Stored items from a collection
+--

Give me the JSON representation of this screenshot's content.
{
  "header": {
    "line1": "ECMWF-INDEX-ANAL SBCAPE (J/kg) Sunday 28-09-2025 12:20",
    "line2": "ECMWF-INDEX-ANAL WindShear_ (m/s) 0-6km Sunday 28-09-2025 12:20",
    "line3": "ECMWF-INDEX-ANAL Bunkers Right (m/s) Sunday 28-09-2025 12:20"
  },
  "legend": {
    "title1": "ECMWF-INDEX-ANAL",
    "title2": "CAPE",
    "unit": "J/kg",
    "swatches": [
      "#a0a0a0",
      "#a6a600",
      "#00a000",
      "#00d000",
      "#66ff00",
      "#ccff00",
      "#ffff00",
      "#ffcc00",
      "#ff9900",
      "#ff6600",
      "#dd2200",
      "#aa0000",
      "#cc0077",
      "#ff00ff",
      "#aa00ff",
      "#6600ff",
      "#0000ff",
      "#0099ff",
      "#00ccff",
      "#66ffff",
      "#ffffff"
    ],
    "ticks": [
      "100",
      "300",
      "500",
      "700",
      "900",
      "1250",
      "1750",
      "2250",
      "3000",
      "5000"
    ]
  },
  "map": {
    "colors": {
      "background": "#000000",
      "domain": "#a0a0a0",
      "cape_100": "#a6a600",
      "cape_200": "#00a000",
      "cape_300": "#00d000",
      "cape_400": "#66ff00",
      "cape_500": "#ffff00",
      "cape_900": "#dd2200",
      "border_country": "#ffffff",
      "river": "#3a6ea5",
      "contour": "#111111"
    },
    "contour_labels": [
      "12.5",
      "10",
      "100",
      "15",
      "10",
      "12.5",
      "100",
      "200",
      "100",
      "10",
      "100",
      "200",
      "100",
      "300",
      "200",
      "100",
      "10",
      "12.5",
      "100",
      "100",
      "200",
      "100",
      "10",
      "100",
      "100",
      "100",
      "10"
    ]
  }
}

+--

SET TASK
All of the entries above must be quoted exactly.

RESULT FOR THIS TASK
Give me the JSON representation of this screenshot's content.
{
  "header": {
    "line1": "ECMWF-INDEX-ANAL SBCAPE (J/kg) Sunday 28-09-2025 12:20",
    "line2": "ECMWF-INDEX-ANAL WindShear_ (m/s) 0-6km Sunday 28-09-2025 12:20",
    "line3": "ECMWF-INDEX-ANAL Bunkers Right (m/s) Sunday 28-09-2025 12:20"
  },
  "legend": {
    "title1": "ECMWF-INDEX-ANAL",
    "title2": "CAPE",
    "unit": "J/kg",
    "swatches": [
      "#a0a0a0",
      "#a6a600",
      "#00a000",
      "#00d000",
      "#66ff00",
      "#ccff00",
      "#ffff00",
      "#ffcc00",
      "#ff9900",
      "#ff6600",
      "#dd2200",
      "#aa0000",
      "#cc0077",
      "#ff00ff",
      "#aa00ff",
      "#6600ff",
      "#0000ff",
      "#0099ff",
      "#00ccff",
      "#66ffff",
      "#ffffff"
    ],
    "ticks": [
      "100",
      "300",
      "500",
      "700",
      "900",
      "1250",
      "1750",
      "2250",
      "3000",
      "5000"
    ]
  },
  "map": {
    "colors": {
      "background": "#000000",
      "domain": "#a0a0a0",
      "cape_100": "#a6a600",
      "cape_200": "#00a000",
      "cape_300": "#00d000",
      "cape_400": "#66ff00",
      "cape_500": "#ffff00",
      "cape_900": "#dd2200",
      "border_country": "#ffffff",
      "river": "#3a6ea5",
      "contour": "#111111"
    },
    "contour_labels": [
      "12.5",
      "10",
      "100",
      "15",
      "10",
      "12.5",
      "100",
      "200",
      "100",
      "10",
      "100",
      "200",
      "100",
      "300",
      "200",
      "100",
      "10",
      "12.5",
      "100",
      "100",
      "200",
      "100",
      "10",
      "100",
      "100",
      "100",
      "10"
    ]
  }
}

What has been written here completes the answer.